### Task to carry out
Reproduce every line of the material below, but drop the pictures.

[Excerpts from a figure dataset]
__________

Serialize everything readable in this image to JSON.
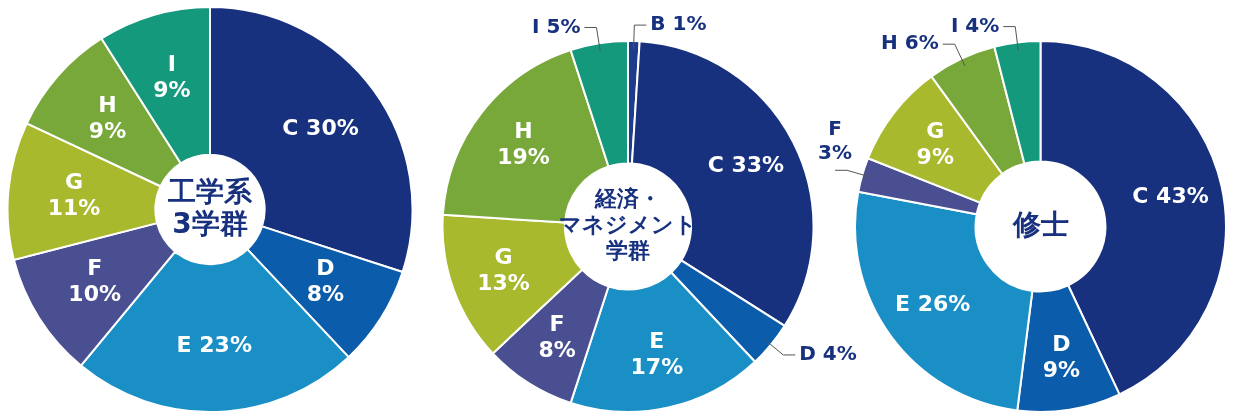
{
  "chart_data": [
    {
      "type": "donut",
      "title": "工学系3学群",
      "categories": [
        "C",
        "D",
        "E",
        "F",
        "G",
        "H",
        "I"
      ],
      "values": [
        30,
        8,
        23,
        10,
        11,
        9,
        9
      ],
      "value_labels": [
        "30%",
        "8%",
        "23%",
        "10%",
        "11%",
        "9%",
        "9%"
      ],
      "colors": [
        "#17317f",
        "#0b5cab",
        "#1a8fc6",
        "#4a4f91",
        "#a9b92d",
        "#79a83a",
        "#14997c"
      ],
      "legend": false
    },
    {
      "type": "donut",
      "title": "経済・マネジメント学群",
      "categories": [
        "B",
        "C",
        "D",
        "E",
        "F",
        "G",
        "H",
        "I"
      ],
      "values": [
        1,
        33,
        4,
        17,
        8,
        13,
        19,
        5
      ],
      "value_labels": [
        "1%",
        "33%",
        "4%",
        "17%",
        "8%",
        "13%",
        "19%",
        "5%"
      ],
      "colors": [
        "#1d3c8c",
        "#17317f",
        "#0b5cab",
        "#1a8fc6",
        "#4a4f91",
        "#a9b92d",
        "#79a83a",
        "#14997c"
      ],
      "legend": false
    },
    {
      "type": "donut",
      "title": "修士",
      "categories": [
        "C",
        "D",
        "E",
        "F",
        "G",
        "H",
        "I"
      ],
      "values": [
        43,
        9,
        26,
        3,
        9,
        6,
        4
      ],
      "value_labels": [
        "43%",
        "9%",
        "26%",
        "3%",
        "9%",
        "6%",
        "4%"
      ],
      "colors": [
        "#17317f",
        "#0b5cab",
        "#1a8fc6",
        "#4a4f91",
        "#a9b92d",
        "#79a83a",
        "#14997c"
      ],
      "legend": false
    }
  ]
}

__________

### Solution for this problem
Serialize everything readable in this image to JSON.
{
  "chart_data": [
    {
      "type": "donut",
      "title": "工学系3学群",
      "categories": [
        "C",
        "D",
        "E",
        "F",
        "G",
        "H",
        "I"
      ],
      "values": [
        30,
        8,
        23,
        10,
        11,
        9,
        9
      ],
      "value_labels": [
        "30%",
        "8%",
        "23%",
        "10%",
        "11%",
        "9%",
        "9%"
      ],
      "colors": [
        "#17317f",
        "#0b5cab",
        "#1a8fc6",
        "#4a4f91",
        "#a9b92d",
        "#79a83a",
        "#14997c"
      ],
      "legend": false
    },
    {
      "type": "donut",
      "title": "経済・マネジメント学群",
      "categories": [
        "B",
        "C",
        "D",
        "E",
        "F",
        "G",
        "H",
        "I"
      ],
      "values": [
        1,
        33,
        4,
        17,
        8,
        13,
        19,
        5
      ],
      "value_labels": [
        "1%",
        "33%",
        "4%",
        "17%",
        "8%",
        "13%",
        "19%",
        "5%"
      ],
      "colors": [
        "#1d3c8c",
        "#17317f",
        "#0b5cab",
        "#1a8fc6",
        "#4a4f91",
        "#a9b92d",
        "#79a83a",
        "#14997c"
      ],
      "legend": false
    },
    {
      "type": "donut",
      "title": "修士",
      "categories": [
        "C",
        "D",
        "E",
        "F",
        "G",
        "H",
        "I"
      ],
      "values": [
        43,
        9,
        26,
        3,
        9,
        6,
        4
      ],
      "value_labels": [
        "43%",
        "9%",
        "26%",
        "3%",
        "9%",
        "6%",
        "4%"
      ],
      "colors": [
        "#17317f",
        "#0b5cab",
        "#1a8fc6",
        "#4a4f91",
        "#a9b92d",
        "#79a83a",
        "#14997c"
      ],
      "legend": false
    }
  ]
}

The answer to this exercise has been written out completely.